Problem to work on = Scan the entries below and extract each line with the word "JSON" in it.
━━━━
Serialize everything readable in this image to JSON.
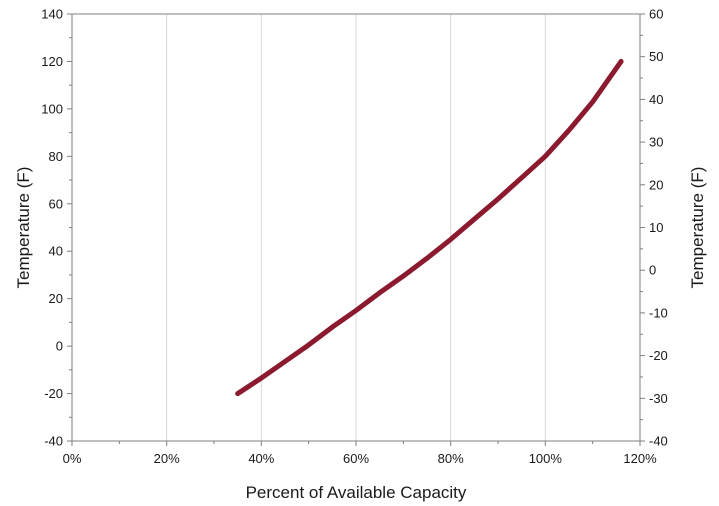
{
  "chart_data": {
    "type": "line",
    "title": "",
    "xlabel": "Percent of Available Capacity",
    "ylabel": "Temperature (F)",
    "y2label": "Temperature (F)",
    "xlim": [
      0,
      120
    ],
    "ylim": [
      -40,
      140
    ],
    "y2lim": [
      -40,
      60
    ],
    "x_ticks": [
      "0%",
      "20%",
      "40%",
      "60%",
      "80%",
      "100%",
      "120%"
    ],
    "y_ticks": [
      "-40",
      "-20",
      "0",
      "20",
      "40",
      "60",
      "80",
      "100",
      "120",
      "140"
    ],
    "y2_ticks": [
      "-40",
      "-30",
      "-20",
      "-10",
      "0",
      "10",
      "20",
      "30",
      "40",
      "50",
      "60"
    ],
    "grid": "vertical",
    "legend": "none",
    "series": [
      {
        "color": "#8b1a2e",
        "x": [
          35,
          40,
          45,
          50,
          55,
          60,
          65,
          70,
          75,
          80,
          85,
          90,
          95,
          100,
          105,
          110,
          116
        ],
        "y": [
          -20,
          -13.5,
          -6.5,
          0.5,
          8,
          15,
          22.5,
          29.5,
          37,
          45,
          53.5,
          62,
          71,
          80,
          91,
          103,
          120
        ]
      }
    ]
  }
}
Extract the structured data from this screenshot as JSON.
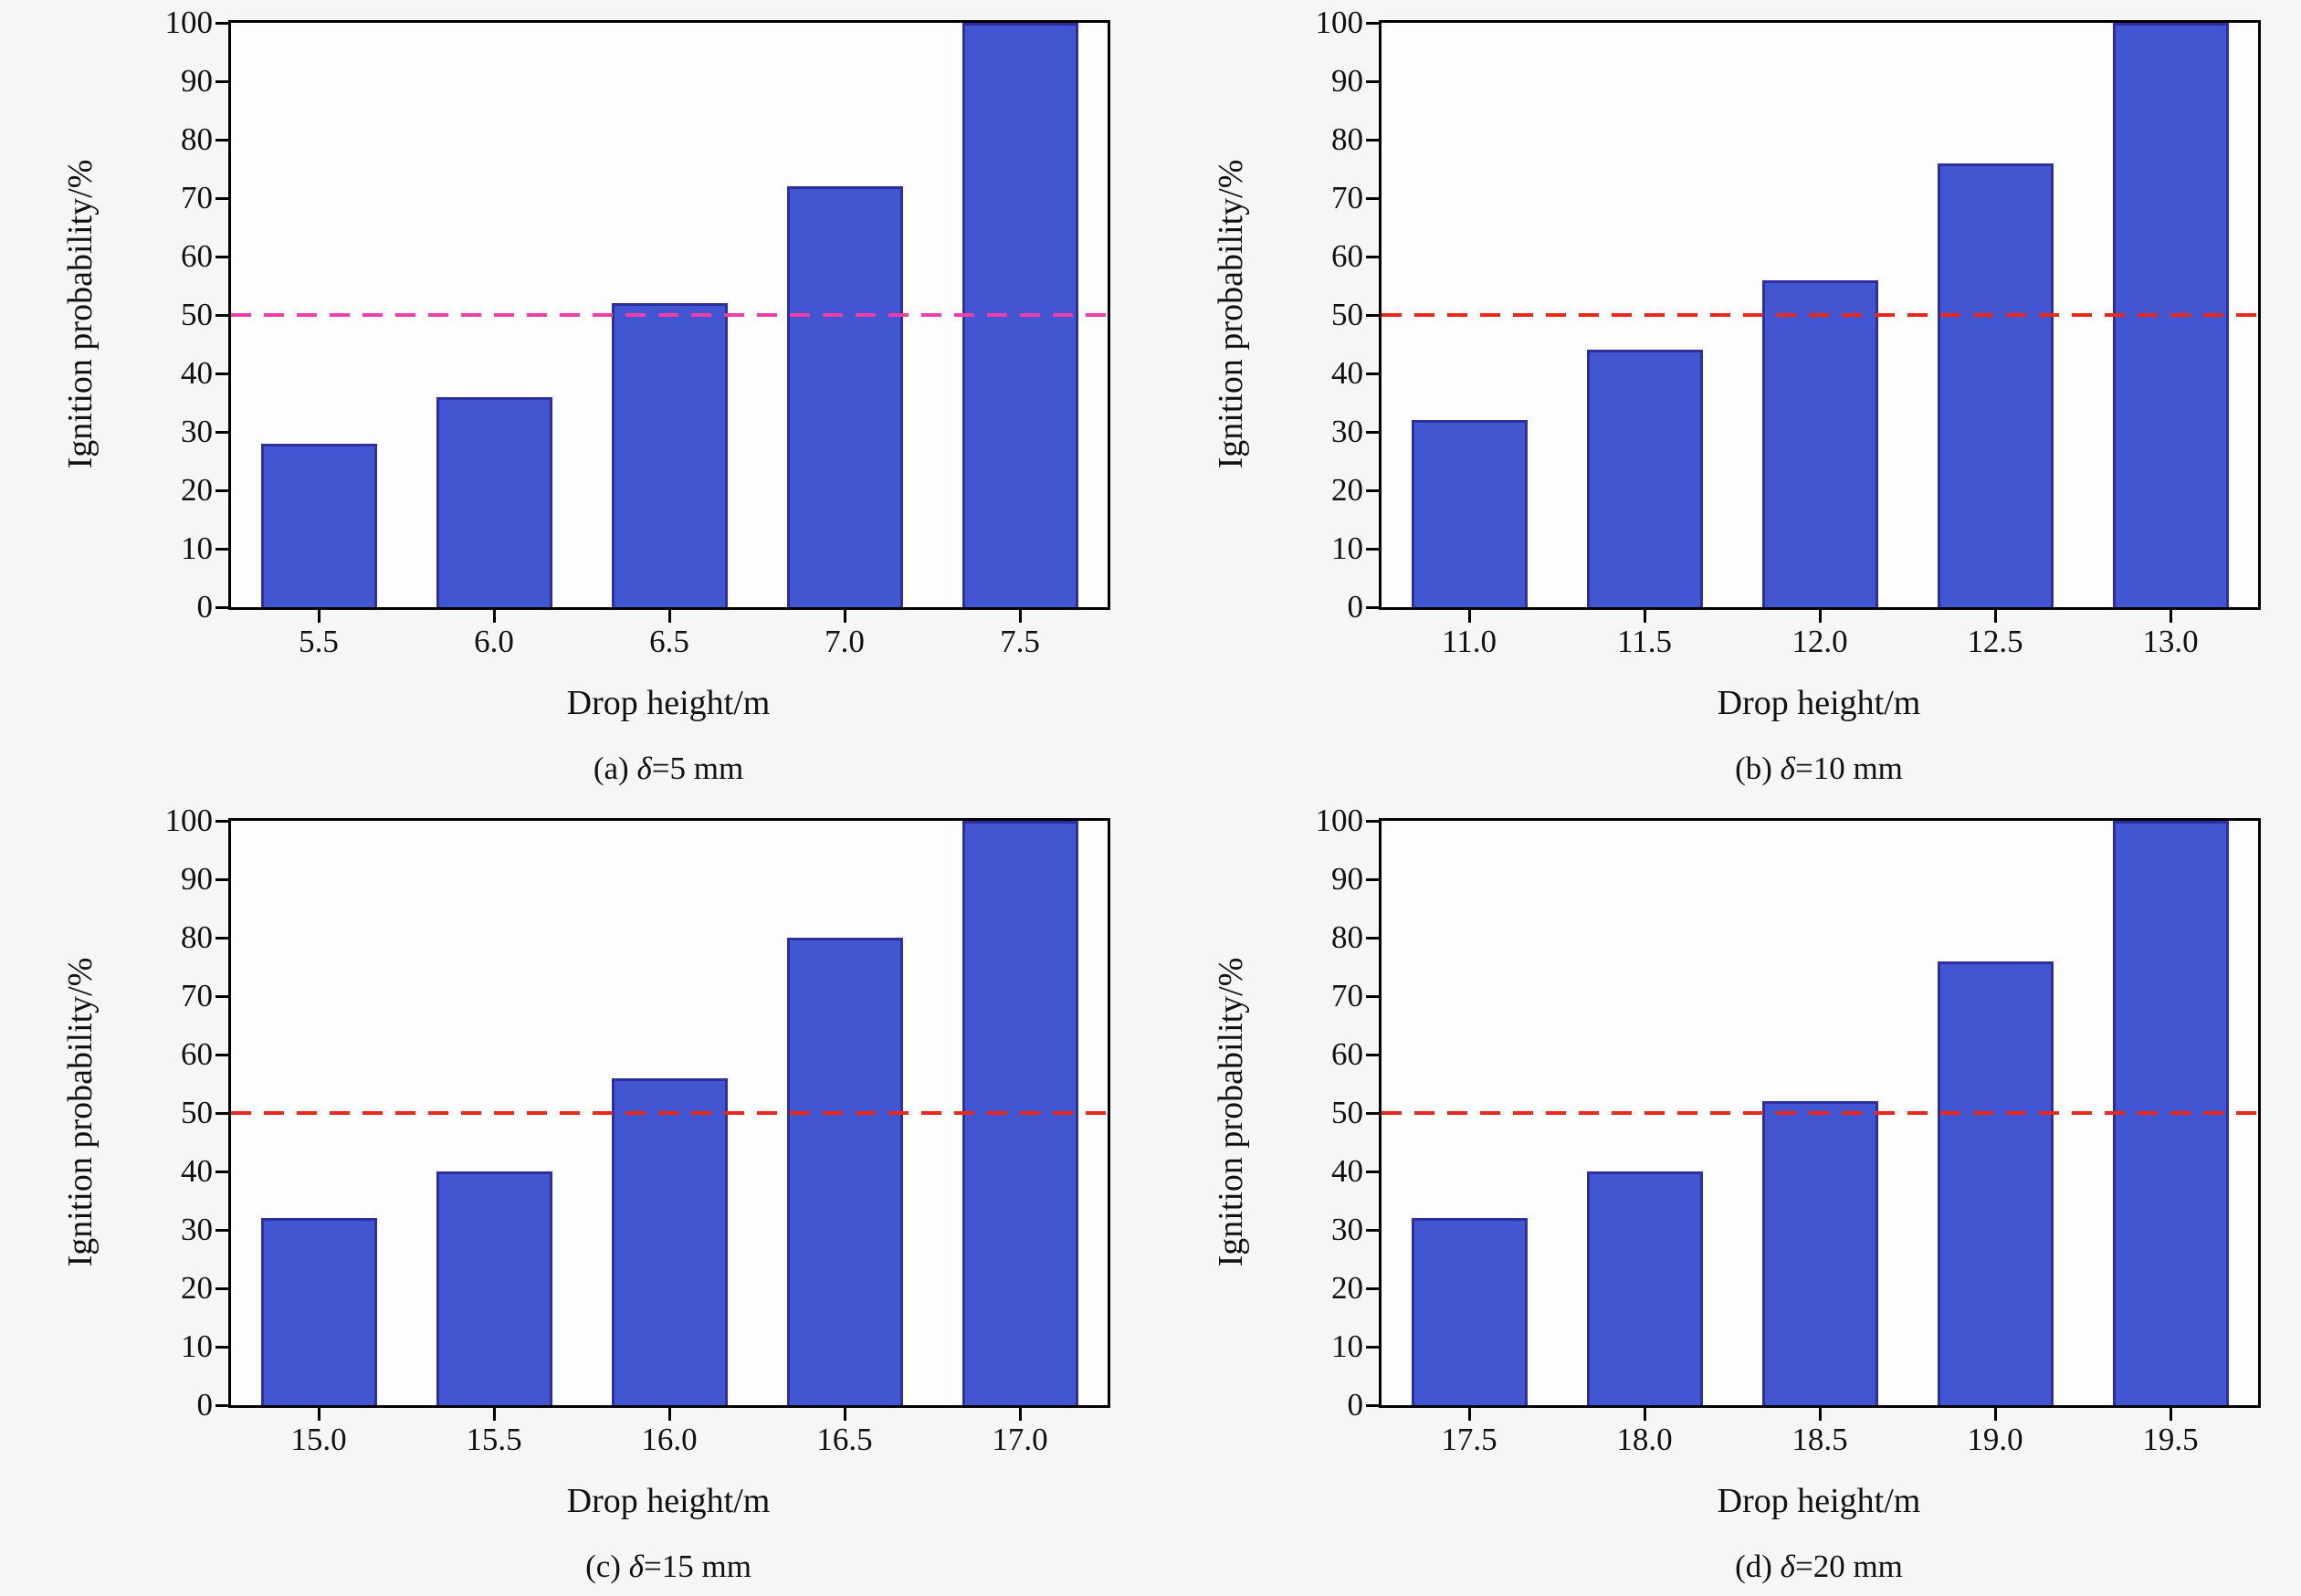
{
  "page": {
    "background": "#f6f6f6"
  },
  "axis": {
    "tick_color": "#000000",
    "frame_color": "#000000"
  },
  "chart_data": [
    {
      "id": "a",
      "type": "bar",
      "caption_prefix": "(a) ",
      "caption_symbol": "δ",
      "caption_suffix": "=5 mm",
      "xlabel": "Drop height/m",
      "ylabel": "Ignition probability/%",
      "categories": [
        "5.5",
        "6.0",
        "6.5",
        "7.0",
        "7.5"
      ],
      "values": [
        28,
        36,
        52,
        72,
        100
      ],
      "ylim": [
        0,
        100
      ],
      "ytick_step": 10,
      "yticks": [
        0,
        10,
        20,
        30,
        40,
        50,
        60,
        70,
        80,
        90,
        100
      ],
      "threshold": {
        "y": 50,
        "style": "dashed",
        "color": "#ee3fa8"
      },
      "bar_color": "#4356d2",
      "bar_edge_color": "#2e2e9e",
      "grid": false,
      "legend": null
    },
    {
      "id": "b",
      "type": "bar",
      "caption_prefix": "(b) ",
      "caption_symbol": "δ",
      "caption_suffix": "=10 mm",
      "xlabel": "Drop height/m",
      "ylabel": "Ignition probability/%",
      "categories": [
        "11.0",
        "11.5",
        "12.0",
        "12.5",
        "13.0"
      ],
      "values": [
        32,
        44,
        56,
        76,
        100
      ],
      "ylim": [
        0,
        100
      ],
      "ytick_step": 10,
      "yticks": [
        0,
        10,
        20,
        30,
        40,
        50,
        60,
        70,
        80,
        90,
        100
      ],
      "threshold": {
        "y": 50,
        "style": "dashed",
        "color": "#e8291c"
      },
      "bar_color": "#4356d2",
      "bar_edge_color": "#2e2e9e",
      "grid": false,
      "legend": null
    },
    {
      "id": "c",
      "type": "bar",
      "caption_prefix": "(c) ",
      "caption_symbol": "δ",
      "caption_suffix": "=15 mm",
      "xlabel": "Drop height/m",
      "ylabel": "Ignition probability/%",
      "categories": [
        "15.0",
        "15.5",
        "16.0",
        "16.5",
        "17.0"
      ],
      "values": [
        32,
        40,
        56,
        80,
        100
      ],
      "ylim": [
        0,
        100
      ],
      "ytick_step": 10,
      "yticks": [
        0,
        10,
        20,
        30,
        40,
        50,
        60,
        70,
        80,
        90,
        100
      ],
      "threshold": {
        "y": 50,
        "style": "dashed",
        "color": "#e8291c"
      },
      "bar_color": "#4356d2",
      "bar_edge_color": "#2e2e9e",
      "grid": false,
      "legend": null
    },
    {
      "id": "d",
      "type": "bar",
      "caption_prefix": "(d) ",
      "caption_symbol": "δ",
      "caption_suffix": "=20 mm",
      "xlabel": "Drop height/m",
      "ylabel": "Ignition probability/%",
      "categories": [
        "17.5",
        "18.0",
        "18.5",
        "19.0",
        "19.5"
      ],
      "values": [
        32,
        40,
        52,
        76,
        100
      ],
      "ylim": [
        0,
        100
      ],
      "ytick_step": 10,
      "yticks": [
        0,
        10,
        20,
        30,
        40,
        50,
        60,
        70,
        80,
        90,
        100
      ],
      "threshold": {
        "y": 50,
        "style": "dashed",
        "color": "#e8291c"
      },
      "bar_color": "#4356d2",
      "bar_edge_color": "#2e2e9e",
      "grid": false,
      "legend": null
    }
  ]
}
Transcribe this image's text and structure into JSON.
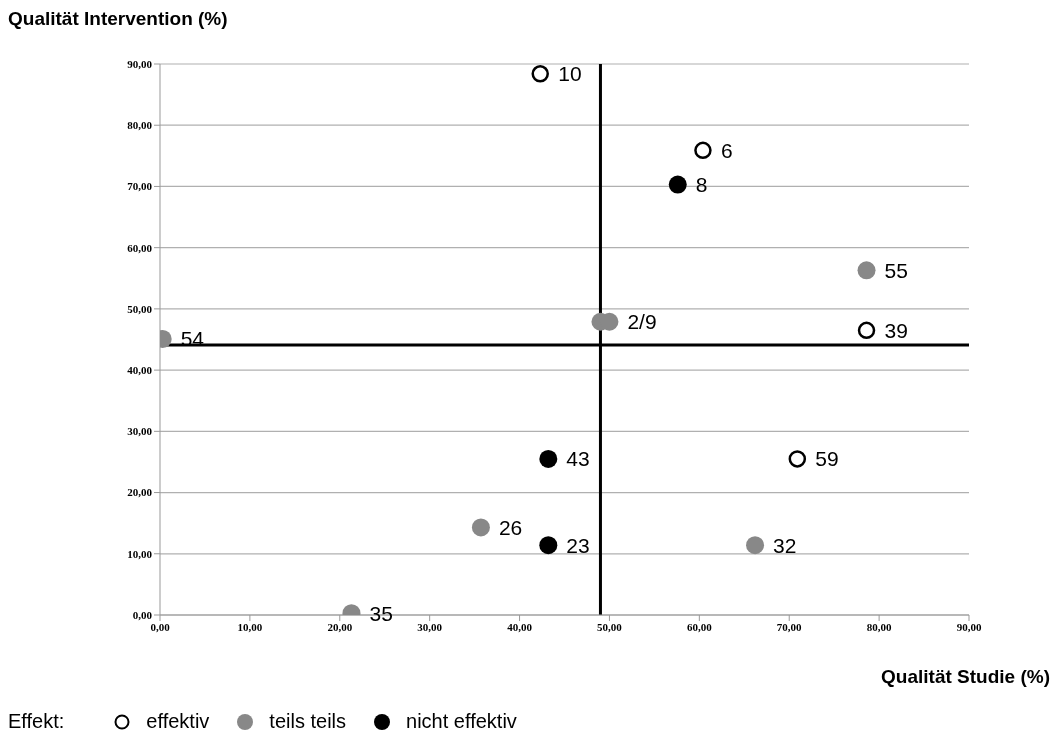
{
  "chart_data": {
    "type": "scatter",
    "xlabel": "Qualität Studie (%)",
    "ylabel": "Qualität Intervention (%)",
    "legend_title": "Effekt:",
    "legend": "bottom left",
    "grid": "y",
    "marker": "circle",
    "xlim": [
      0,
      90
    ],
    "ylim": [
      0,
      90
    ],
    "xticks": [
      {
        "value": 0,
        "label": "0,00"
      },
      {
        "value": 10,
        "label": "10,00"
      },
      {
        "value": 20,
        "label": "20,00"
      },
      {
        "value": 30,
        "label": "30,00"
      },
      {
        "value": 40,
        "label": "40,00"
      },
      {
        "value": 50,
        "label": "50,00"
      },
      {
        "value": 60,
        "label": "60,00"
      },
      {
        "value": 70,
        "label": "70,00"
      },
      {
        "value": 80,
        "label": "80,00"
      },
      {
        "value": 90,
        "label": "90,00"
      }
    ],
    "yticks": [
      {
        "value": 0,
        "label": "0,00"
      },
      {
        "value": 10,
        "label": "10,00"
      },
      {
        "value": 20,
        "label": "20,00"
      },
      {
        "value": 30,
        "label": "30,00"
      },
      {
        "value": 40,
        "label": "40,00"
      },
      {
        "value": 50,
        "label": "50,00"
      },
      {
        "value": 60,
        "label": "60,00"
      },
      {
        "value": 70,
        "label": "70,00"
      },
      {
        "value": 80,
        "label": "80,00"
      },
      {
        "value": 90,
        "label": "90,00"
      }
    ],
    "series": [
      {
        "name": "effektiv",
        "color": "#ffffff",
        "x": [
          42.3,
          60.4,
          78.6,
          70.9
        ],
        "values": [
          88.4,
          75.9,
          46.5,
          25.5
        ]
      },
      {
        "name": "teils teils",
        "color": "#888888",
        "x": [
          78.6,
          49.0,
          50.0,
          0.3,
          35.7,
          66.2,
          21.3
        ],
        "values": [
          56.3,
          47.9,
          47.9,
          45.1,
          14.3,
          11.4,
          0.3
        ]
      },
      {
        "name": "nicht effektiv",
        "color": "#000000",
        "x": [
          57.6,
          43.2,
          43.2
        ],
        "values": [
          70.3,
          25.5,
          11.4
        ]
      }
    ],
    "ref_lines": [
      {
        "axis": "x",
        "value": 49.0,
        "color": "#000000"
      },
      {
        "axis": "y",
        "value": 44.1,
        "color": "#000000"
      }
    ],
    "annotations": [
      {
        "text": "10",
        "x": 42.3,
        "y": 88.4
      },
      {
        "text": "6",
        "x": 60.4,
        "y": 75.9
      },
      {
        "text": "8",
        "x": 57.6,
        "y": 70.3
      },
      {
        "text": "55",
        "x": 78.6,
        "y": 56.3
      },
      {
        "text": "2/9",
        "x": 50.0,
        "y": 47.9
      },
      {
        "text": "39",
        "x": 78.6,
        "y": 46.5
      },
      {
        "text": "54",
        "x": 0.3,
        "y": 45.1
      },
      {
        "text": "43",
        "x": 43.2,
        "y": 25.5
      },
      {
        "text": "59",
        "x": 70.9,
        "y": 25.5
      },
      {
        "text": "26",
        "x": 35.7,
        "y": 14.3
      },
      {
        "text": "23",
        "x": 43.2,
        "y": 11.4
      },
      {
        "text": "32",
        "x": 66.2,
        "y": 11.4
      },
      {
        "text": "35",
        "x": 21.3,
        "y": 0.3
      }
    ]
  }
}
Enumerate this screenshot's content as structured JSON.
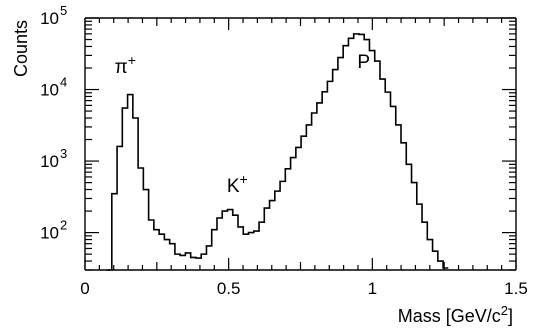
{
  "chart_data": {
    "type": "histogram",
    "xlabel": "Mass [GeV/c",
    "xlabel_sup": "2",
    "xlabel_end": "]",
    "ylabel": "Counts",
    "xlim": [
      0,
      1.5
    ],
    "ylim": [
      30,
      100000
    ],
    "yscale": "log",
    "grid": false,
    "legend": "none",
    "x_ticks": [
      {
        "value": 0,
        "label": "0"
      },
      {
        "value": 0.5,
        "label": "0.5"
      },
      {
        "value": 1,
        "label": "1"
      },
      {
        "value": 1.5,
        "label": "1.5"
      }
    ],
    "y_ticks": [
      {
        "value": 100,
        "base": "10",
        "exp": "2"
      },
      {
        "value": 1000,
        "base": "10",
        "exp": "3"
      },
      {
        "value": 10000,
        "base": "10",
        "exp": "4"
      },
      {
        "value": 100000,
        "base": "10",
        "exp": "5"
      }
    ],
    "bin_edges_start": 0.075,
    "bin_width": 0.0183,
    "counts": [
      30,
      350,
      1600,
      5500,
      8500,
      4000,
      800,
      400,
      150,
      110,
      95,
      80,
      70,
      50,
      48,
      52,
      45,
      44,
      50,
      65,
      110,
      160,
      200,
      210,
      175,
      120,
      95,
      100,
      105,
      140,
      220,
      280,
      380,
      520,
      780,
      1120,
      1550,
      2230,
      3200,
      4700,
      6500,
      9300,
      13000,
      19000,
      28000,
      41000,
      52000,
      60000,
      59000,
      50000,
      35000,
      25000,
      14000,
      9200,
      5800,
      3200,
      1800,
      900,
      500,
      250,
      140,
      80,
      55,
      40,
      32
    ],
    "annotations": [
      {
        "base": "π",
        "sup": "+",
        "x": 0.14,
        "y": 17000
      },
      {
        "base": "K",
        "sup": "+",
        "x": 0.53,
        "y": 370
      },
      {
        "base": "P",
        "sup": "",
        "x": 0.97,
        "y": 20000
      }
    ]
  }
}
━━━━
Finished task =
Serialize everything readable in this image to JSON.
Extract the structured data from this screenshot as JSON.
Transcribe this image's text and structure into JSON.
Enumerate this screenshot's content as structured JSON.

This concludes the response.